▶ [Problem requirements] Collect all lines below with the string "text".

-- Start --

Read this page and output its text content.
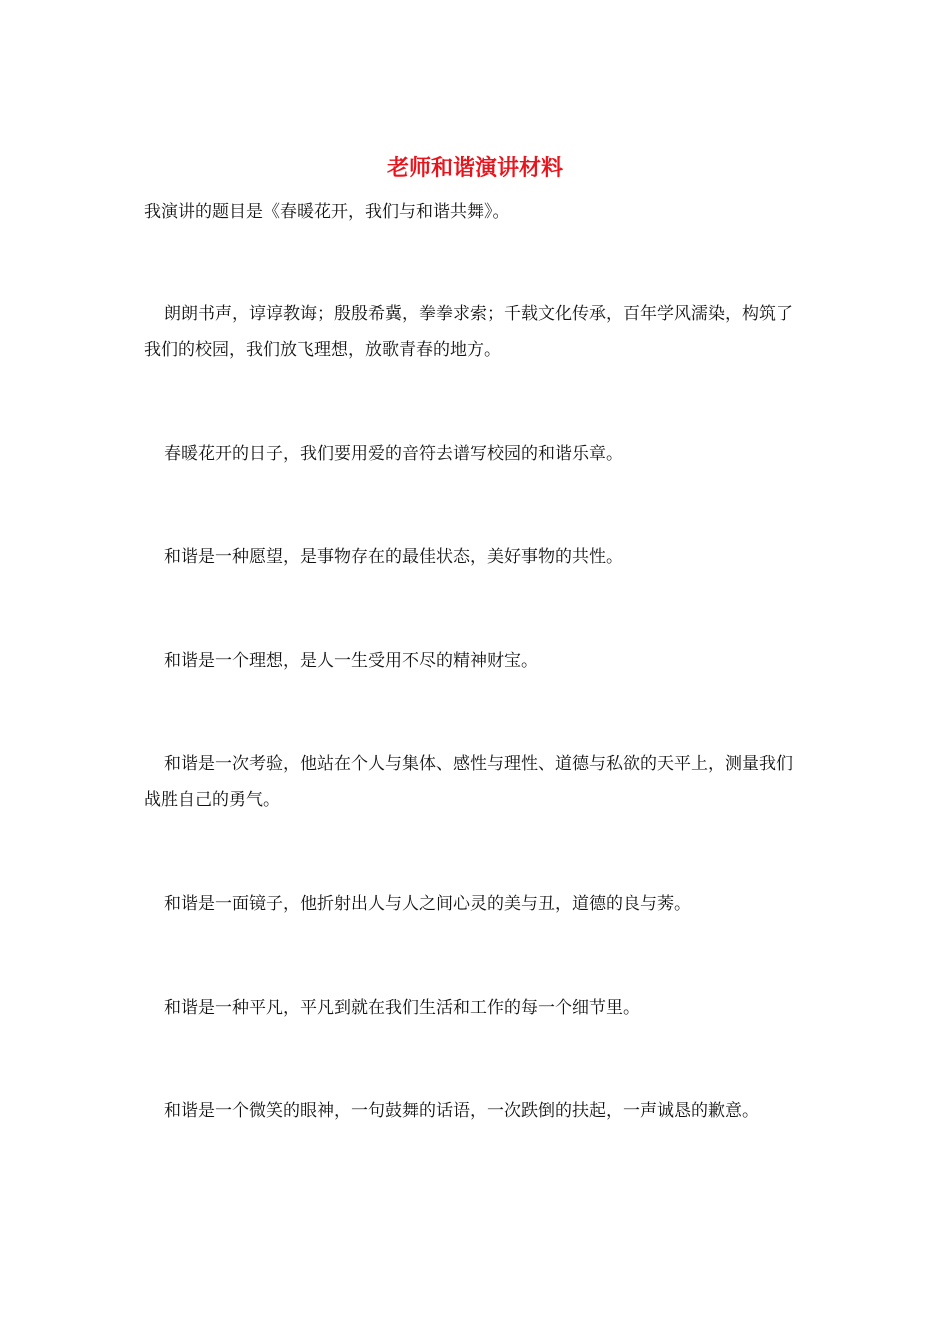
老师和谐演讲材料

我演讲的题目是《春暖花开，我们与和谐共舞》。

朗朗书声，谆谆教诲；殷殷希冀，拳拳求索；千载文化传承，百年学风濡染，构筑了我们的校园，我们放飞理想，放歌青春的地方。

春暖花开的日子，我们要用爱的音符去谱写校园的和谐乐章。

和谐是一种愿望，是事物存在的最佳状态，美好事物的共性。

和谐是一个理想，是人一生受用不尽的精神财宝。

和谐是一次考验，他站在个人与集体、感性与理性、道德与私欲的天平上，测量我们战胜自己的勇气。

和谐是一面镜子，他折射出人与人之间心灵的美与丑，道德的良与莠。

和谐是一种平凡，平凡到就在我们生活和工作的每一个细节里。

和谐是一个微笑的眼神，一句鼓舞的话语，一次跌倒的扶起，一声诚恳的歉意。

-- End --
-- Start --

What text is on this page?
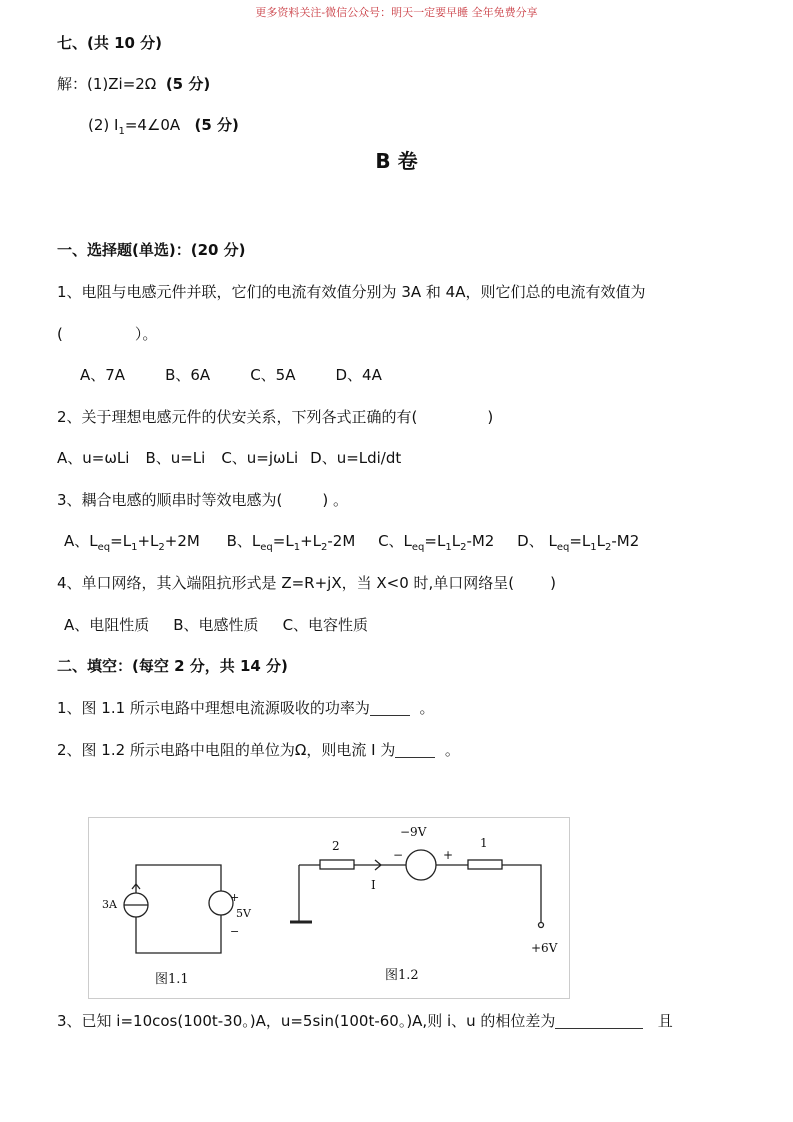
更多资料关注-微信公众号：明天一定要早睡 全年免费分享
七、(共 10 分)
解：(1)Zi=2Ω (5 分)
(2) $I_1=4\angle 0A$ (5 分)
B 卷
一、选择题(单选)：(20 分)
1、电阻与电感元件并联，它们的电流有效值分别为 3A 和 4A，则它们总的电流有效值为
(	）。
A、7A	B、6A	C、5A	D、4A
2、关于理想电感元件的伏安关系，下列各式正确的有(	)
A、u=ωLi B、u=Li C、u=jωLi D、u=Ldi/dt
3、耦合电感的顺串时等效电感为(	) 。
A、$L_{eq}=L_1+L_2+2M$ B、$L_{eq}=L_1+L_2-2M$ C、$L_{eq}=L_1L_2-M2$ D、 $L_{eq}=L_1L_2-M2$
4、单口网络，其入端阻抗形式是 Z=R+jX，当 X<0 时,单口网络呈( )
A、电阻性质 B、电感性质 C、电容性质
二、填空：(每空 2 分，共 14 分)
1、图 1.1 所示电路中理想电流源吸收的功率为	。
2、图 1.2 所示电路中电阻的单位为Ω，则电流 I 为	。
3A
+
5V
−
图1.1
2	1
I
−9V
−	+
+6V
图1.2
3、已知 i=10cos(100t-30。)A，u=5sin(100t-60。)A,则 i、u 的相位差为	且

-- End --

▶ [Answer in full]
Read this page and output its text content.
What text is on this page?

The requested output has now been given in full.